**Excerpt to read**
— BEGIN —

Microsoft's bloatware problem (and how open source could help)

Microsoft is a victim of its own success, and a classic innovator's dilemma now confronts it. How open source points the way to Microsoft's salvation....

Fake Steve takes a swipe at Microsoft's bloatware problem, and strikes true:

For years people have been begging Microsoft for leaner, simpler products with fewer features. Not just befuddled and baffled consumers but CIOs at big companies, guys who manage tens of thousands of PCs, who are considered "thought leaders," and who definitely have Microsoft's attention. They've been screaming this from the rooftops: Fewer features, greater ease of use, greater reliability. They've done everything but put up billboards on the roads around Redmond saying, "Small. Fast. Cheap. Easy." They don't want slightly fewer features. They want a lot fewer. Like 90% fewer. So what does Microsoft do? It rolls out a huge new OS and a new version of Office with a 10x gain in features. Then it hires an army of MBAs to go "unlock value" and get customers to use all those features that they've already told Microsoft they don't want....

— END —

**What you will do**
a - In the bloatware piece, how much fewer features do the CIOs say they want?
b - List each word of the billboard slogan that the bloatware piece imagines along the roads around Redmond.

**Collected material**
— BEGIN —

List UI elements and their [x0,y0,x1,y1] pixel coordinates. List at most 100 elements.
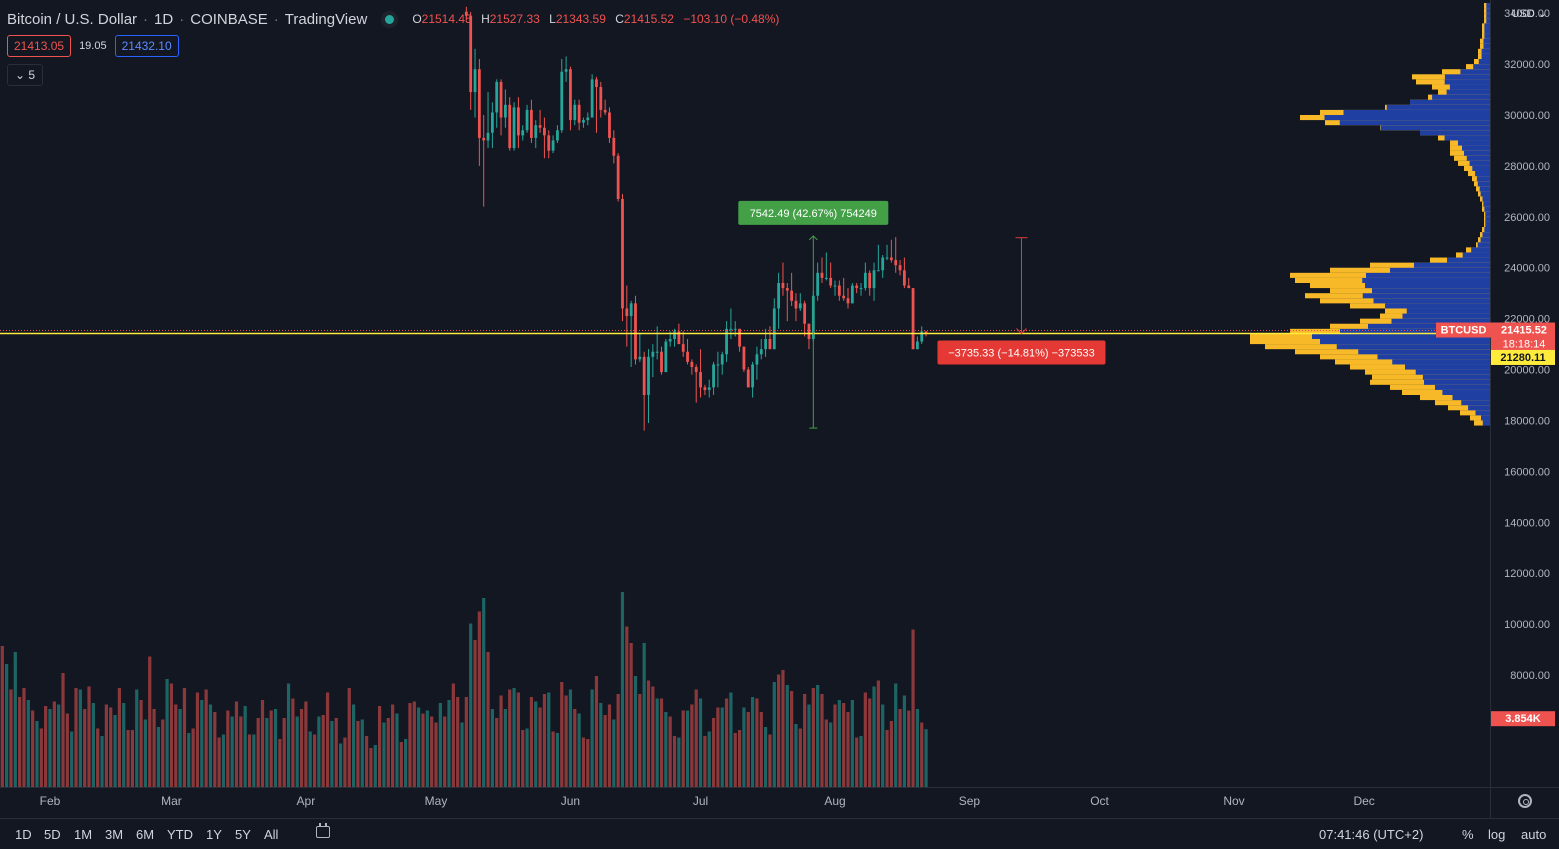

— END —

**Answers in order**
a - Around 90% fewer.

b - Small, Fast, Cheap, Easy